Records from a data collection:

+ + + +

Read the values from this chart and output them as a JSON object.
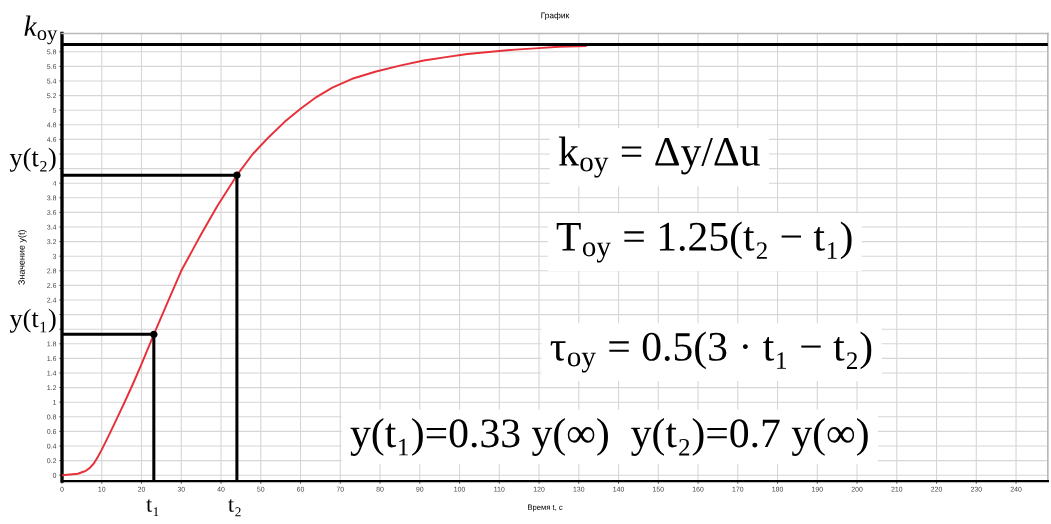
{
  "chart_data": {
    "type": "line",
    "title": "График",
    "xlabel": "Время t, с",
    "ylabel": "Значение y(t)",
    "xlim": [
      0,
      248
    ],
    "xticks": [
      0,
      10,
      20,
      30,
      40,
      50,
      60,
      70,
      80,
      90,
      100,
      110,
      120,
      130,
      140,
      150,
      160,
      170,
      180,
      190,
      200,
      210,
      220,
      230,
      240
    ],
    "ylim": [
      -0.08,
      6.05
    ],
    "yticks": [
      0,
      0.2,
      0.4,
      0.6,
      0.8,
      1,
      1.2,
      1.4,
      1.6,
      1.8,
      {
        "value": 2,
        "label": null
      },
      {
        "value": 2.2,
        "label": null
      },
      2.4,
      2.6,
      2.8,
      3,
      3.2,
      3.4,
      3.6,
      3.8,
      4,
      {
        "value": 4.2,
        "label": null
      },
      {
        "value": 4.4,
        "label": null
      },
      4.6,
      4.8,
      5,
      5.2,
      5.4,
      5.6,
      5.8
    ],
    "grid": true,
    "series": [
      {
        "color": "#e8303a",
        "x": [
          0,
          2,
          4,
          5,
          6,
          7,
          8,
          9,
          10,
          12,
          14,
          16,
          18,
          20,
          23.1,
          26.5,
          30,
          33,
          35,
          39,
          44,
          48,
          52,
          56,
          60,
          64,
          68,
          73,
          79,
          85,
          91,
          97,
          102,
          108,
          114,
          120,
          125,
          132
        ],
        "values": [
          0,
          0.01,
          0.02,
          0.04,
          0.06,
          0.1,
          0.16,
          0.25,
          0.35,
          0.57,
          0.8,
          1.03,
          1.27,
          1.52,
          1.93,
          2.36,
          2.8,
          3.1,
          3.3,
          3.68,
          4.11,
          4.4,
          4.63,
          4.84,
          5.02,
          5.18,
          5.31,
          5.43,
          5.53,
          5.61,
          5.68,
          5.73,
          5.77,
          5.8,
          5.83,
          5.85,
          5.87,
          5.88
        ]
      },
      {
        "type": "line",
        "color": "#000000",
        "x": [
          0,
          23.1,
          23.1
        ],
        "values": [
          1.93,
          1.93,
          -0.08
        ]
      },
      {
        "type": "line",
        "color": "#000000",
        "x": [
          0,
          44,
          44
        ],
        "values": [
          4.11,
          4.11,
          -0.08
        ]
      },
      {
        "type": "scatter",
        "color": "#000000",
        "marker": "circle",
        "x": [
          23.1,
          44
        ],
        "values": [
          1.93,
          4.11
        ]
      }
    ],
    "ref_lines": [
      {
        "axis": "y",
        "value": 5.9,
        "label": "k$_{oy}$",
        "color": "#000000"
      }
    ],
    "annotations": [
      "y(t₂)",
      "y(t₁)",
      "t₁",
      "t₂",
      "k$_{oy}$ = Δy/Δu",
      "T$_{oy}$ = 1.25(t₂ − t₁)",
      "τ$_{oy}$ = 0.5(3 · t₁ − t₂)",
      "y(t₁)=0.33 y(∞)  y(t₂)=0.7 y(∞)"
    ]
  }
}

+ + + +

Directive: Check each line above for the word "type" and copy the ones that have it.

Result of the task:
    "type": "line",
        "type": "line",
        "type": "line",
        "type": "scatter",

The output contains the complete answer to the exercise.